[Records excerpted from a collection]
BEGIN
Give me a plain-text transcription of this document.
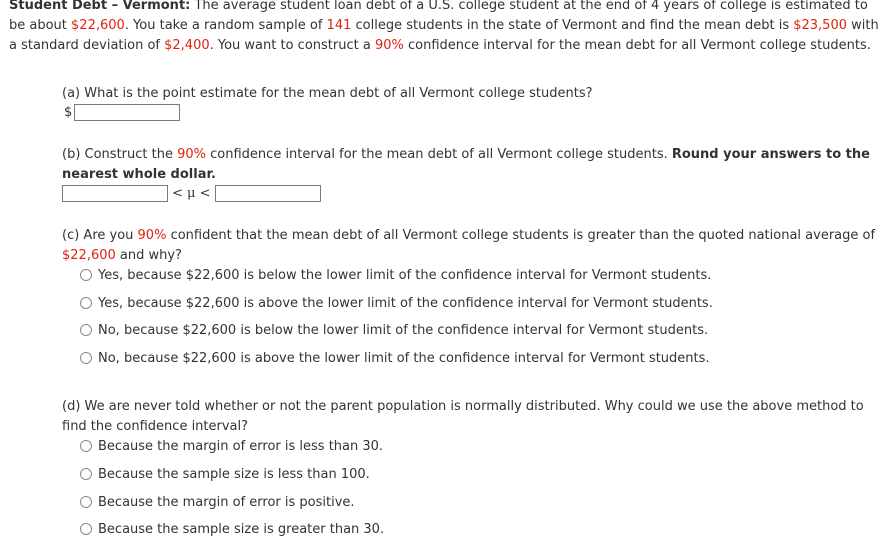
Student Debt – Vermont: The average student loan debt of a U.S. college student at the end of 4 years of college is estimated to be about $22,600. You take a random sample of 141 college students in the state of Vermont and find the mean debt is $23,500 with a standard deviation of $2,400. You want to construct a 90% confidence interval for the mean debt for all Vermont college students.
(a) What is the point estimate for the mean debt of all Vermont college students?
$
(b) Construct the 90% confidence interval for the mean debt of all Vermont college students. Round your answers to the nearest whole dollar.
< μ <
(c) Are you 90% confident that the mean debt of all Vermont college students is greater than the quoted national average of $22,600 and why?
Yes, because $22,600 is below the lower limit of the confidence interval for Vermont students.
Yes, because $22,600 is above the lower limit of the confidence interval for Vermont students.
No, because $22,600 is below the lower limit of the confidence interval for Vermont students.
No, because $22,600 is above the lower limit of the confidence interval for Vermont students.
(d) We are never told whether or not the parent population is normally distributed. Why could we use the above method to find the confidence interval?
Because the margin of error is less than 30.
Because the sample size is less than 100.
Because the margin of error is positive.
Because the sample size is greater than 30.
END
### [Direction]
Copy the data exactly. Any picture it contains is to be omitted.

### [Result of the exercise]
Give me a plain-text transcription of this document.
Student Debt – Vermont: The average student loan debt of a U.S. college student at the end of 4 years of college is estimated to be about $22,600. You take a random sample of 141 college students in the state of Vermont and find the mean debt is $23,500 with a standard deviation of $2,400. You want to construct a 90% confidence interval for the mean debt for all Vermont college students.
(a) What is the point estimate for the mean debt of all Vermont college students?
$
(b) Construct the 90% confidence interval for the mean debt of all Vermont college students. Round your answers to the nearest whole dollar.
< μ <
(c) Are you 90% confident that the mean debt of all Vermont college students is greater than the quoted national average of $22,600 and why?
Yes, because $22,600 is below the lower limit of the confidence interval for Vermont students.
Yes, because $22,600 is above the lower limit of the confidence interval for Vermont students.
No, because $22,600 is below the lower limit of the confidence interval for Vermont students.
No, because $22,600 is above the lower limit of the confidence interval for Vermont students.
(d) We are never told whether or not the parent population is normally distributed. Why could we use the above method to find the confidence interval?
Because the margin of error is less than 30.
Because the sample size is less than 100.
Because the margin of error is positive.
Because the sample size is greater than 30.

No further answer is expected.